__Instructions to follow__
The records underneath are to be repeated exactly, with the pictures left out.

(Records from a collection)
* BEGIN *

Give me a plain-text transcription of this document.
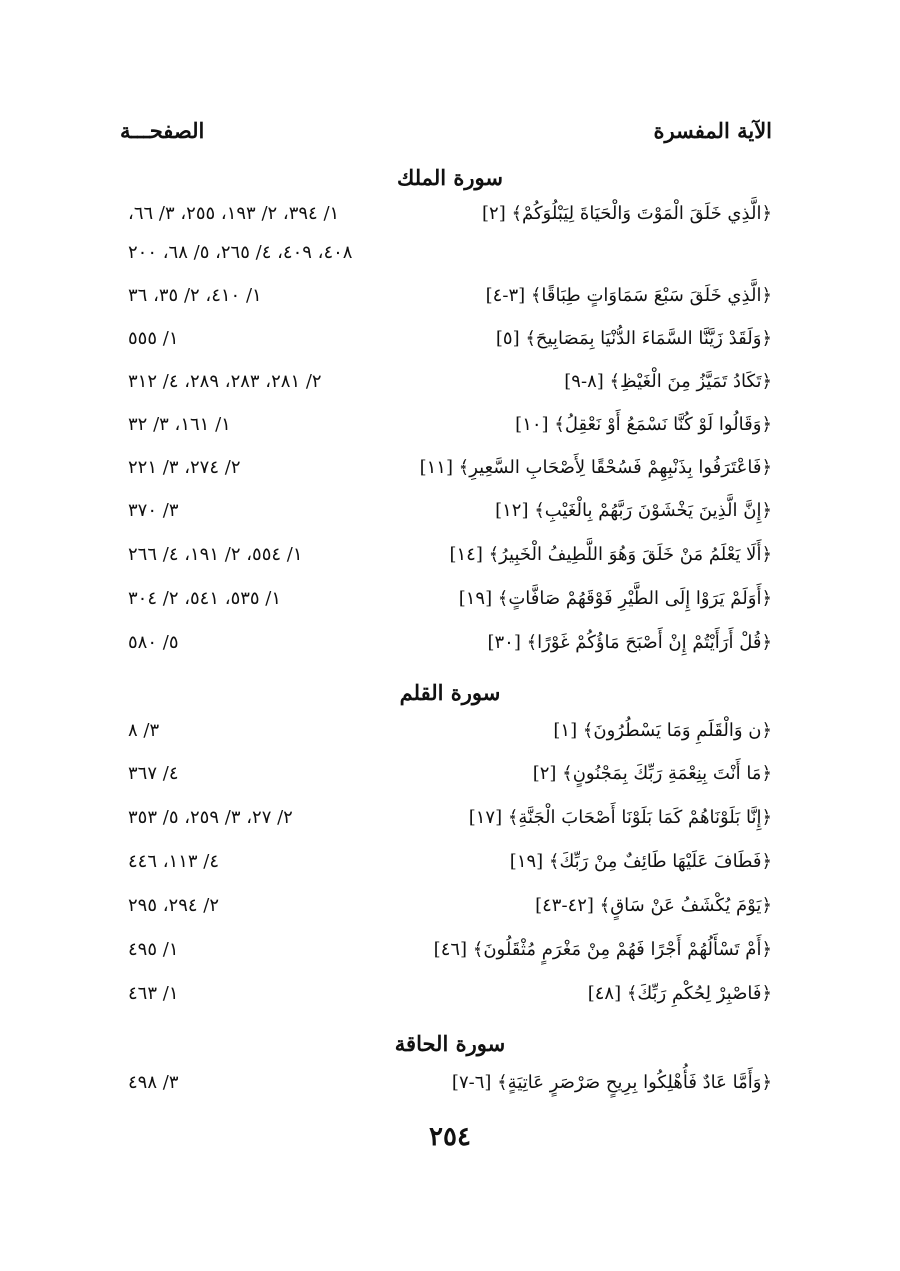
الآية المفسرة
الصفحـــة
سورة الملك
﴿الَّذِي خَلَقَ الْمَوْتَ وَالْحَيَاةَ لِيَبْلُوَكُمْ﴾ [٢]
١/ ٣٩٤، ٢/ ١٩٣، ٢٥٥، ٣/ ٦٦،
٤٠٨، ٤٠٩، ٤/ ٢٦٥، ٥/ ٦٨، ٢٠٠
﴿الَّذِي خَلَقَ سَبْعَ سَمَاوَاتٍ طِبَاقًا﴾ [٣-٤]
١/ ٤١٠، ٢/ ٣٥، ٣٦
﴿وَلَقَدْ زَيَّنَّا السَّمَاءَ الدُّنْيَا بِمَصَابِيحَ﴾ [٥]
١/ ٥٥٥
﴿تَكَادُ تَمَيَّزُ مِنَ الْغَيْظِ﴾ [٨-٩]
٢/ ٢٨١، ٢٨٣، ٢٨٩، ٤/ ٣١٢
﴿وَقَالُوا لَوْ كُنَّا نَسْمَعُ أَوْ نَعْقِلُ﴾ [١٠]
١/ ١٦١، ٣/ ٣٢
﴿فَاعْتَرَفُوا بِذَنْبِهِمْ فَسُحْقًا لِأَصْحَابِ السَّعِيرِ﴾ [١١]
٢/ ٢٧٤، ٣/ ٢٢١
﴿إِنَّ الَّذِينَ يَخْشَوْنَ رَبَّهُمْ بِالْغَيْبِ﴾ [١٢]
٣/ ٣٧٠
﴿أَلَا يَعْلَمُ مَنْ خَلَقَ وَهُوَ اللَّطِيفُ الْخَبِيرُ﴾ [١٤]
١/ ٥٥٤، ٢/ ١٩١، ٤/ ٢٦٦
﴿أَوَلَمْ يَرَوْا إِلَى الطَّيْرِ فَوْقَهُمْ صَافَّاتٍ﴾ [١٩]
١/ ٥٣٥، ٥٤١، ٢/ ٣٠٤
﴿قُلْ أَرَأَيْتُمْ إِنْ أَصْبَحَ مَاؤُكُمْ غَوْرًا﴾ [٣٠]
٥/ ٥٨٠
سورة القلم
﴿ن وَالْقَلَمِ وَمَا يَسْطُرُونَ﴾ [١]
٣/ ٨
﴿مَا أَنْتَ بِنِعْمَةِ رَبِّكَ بِمَجْنُونٍ﴾ [٢]
٤/ ٣٦٧
﴿إِنَّا بَلَوْنَاهُمْ كَمَا بَلَوْنَا أَصْحَابَ الْجَنَّةِ﴾ [١٧]
٢/ ٢٧، ٣/ ٢٥٩، ٥/ ٣٥٣
﴿فَطَافَ عَلَيْهَا طَائِفٌ مِنْ رَبِّكَ﴾ [١٩]
٤/ ١١٣، ٤٤٦
﴿يَوْمَ يُكْشَفُ عَنْ سَاقٍ﴾ [٤٢-٤٣]
٢/ ٢٩٤، ٢٩٥
﴿أَمْ تَسْأَلُهُمْ أَجْرًا فَهُمْ مِنْ مَغْرَمٍ مُثْقَلُونَ﴾ [٤٦]
١/ ٤٩٥
﴿فَاصْبِرْ لِحُكْمِ رَبِّكَ﴾ [٤٨]
١/ ٤٦٣
سورة الحاقة
﴿وَأَمَّا عَادٌ فَأُهْلِكُوا بِرِيحٍ صَرْصَرٍ عَاتِيَةٍ﴾ [٦-٧]
٣/ ٤٩٨
٢٥٤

* END *

__In response__
Give me a plain-text transcription of this document.
الآية المفسرة
الصفحـــة
سورة الملك
﴿الَّذِي خَلَقَ الْمَوْتَ وَالْحَيَاةَ لِيَبْلُوَكُمْ﴾ [٢]
١/ ٣٩٤، ٢/ ١٩٣، ٢٥٥، ٣/ ٦٦،
٤٠٨، ٤٠٩، ٤/ ٢٦٥، ٥/ ٦٨، ٢٠٠
﴿الَّذِي خَلَقَ سَبْعَ سَمَاوَاتٍ طِبَاقًا﴾ [٣-٤]
١/ ٤١٠، ٢/ ٣٥، ٣٦
﴿وَلَقَدْ زَيَّنَّا السَّمَاءَ الدُّنْيَا بِمَصَابِيحَ﴾ [٥]
١/ ٥٥٥
﴿تَكَادُ تَمَيَّزُ مِنَ الْغَيْظِ﴾ [٨-٩]
٢/ ٢٨١، ٢٨٣، ٢٨٩، ٤/ ٣١٢
﴿وَقَالُوا لَوْ كُنَّا نَسْمَعُ أَوْ نَعْقِلُ﴾ [١٠]
١/ ١٦١، ٣/ ٣٢
﴿فَاعْتَرَفُوا بِذَنْبِهِمْ فَسُحْقًا لِأَصْحَابِ السَّعِيرِ﴾ [١١]
٢/ ٢٧٤، ٣/ ٢٢١
﴿إِنَّ الَّذِينَ يَخْشَوْنَ رَبَّهُمْ بِالْغَيْبِ﴾ [١٢]
٣/ ٣٧٠
﴿أَلَا يَعْلَمُ مَنْ خَلَقَ وَهُوَ اللَّطِيفُ الْخَبِيرُ﴾ [١٤]
١/ ٥٥٤، ٢/ ١٩١، ٤/ ٢٦٦
﴿أَوَلَمْ يَرَوْا إِلَى الطَّيْرِ فَوْقَهُمْ صَافَّاتٍ﴾ [١٩]
١/ ٥٣٥، ٥٤١، ٢/ ٣٠٤
﴿قُلْ أَرَأَيْتُمْ إِنْ أَصْبَحَ مَاؤُكُمْ غَوْرًا﴾ [٣٠]
٥/ ٥٨٠
سورة القلم
﴿ن وَالْقَلَمِ وَمَا يَسْطُرُونَ﴾ [١]
٣/ ٨
﴿مَا أَنْتَ بِنِعْمَةِ رَبِّكَ بِمَجْنُونٍ﴾ [٢]
٤/ ٣٦٧
﴿إِنَّا بَلَوْنَاهُمْ كَمَا بَلَوْنَا أَصْحَابَ الْجَنَّةِ﴾ [١٧]
٢/ ٢٧، ٣/ ٢٥٩، ٥/ ٣٥٣
﴿فَطَافَ عَلَيْهَا طَائِفٌ مِنْ رَبِّكَ﴾ [١٩]
٤/ ١١٣، ٤٤٦
﴿يَوْمَ يُكْشَفُ عَنْ سَاقٍ﴾ [٤٢-٤٣]
٢/ ٢٩٤، ٢٩٥
﴿أَمْ تَسْأَلُهُمْ أَجْرًا فَهُمْ مِنْ مَغْرَمٍ مُثْقَلُونَ﴾ [٤٦]
١/ ٤٩٥
﴿فَاصْبِرْ لِحُكْمِ رَبِّكَ﴾ [٤٨]
١/ ٤٦٣
سورة الحاقة
﴿وَأَمَّا عَادٌ فَأُهْلِكُوا بِرِيحٍ صَرْصَرٍ عَاتِيَةٍ﴾ [٦-٧]
٣/ ٤٩٨
٢٥٤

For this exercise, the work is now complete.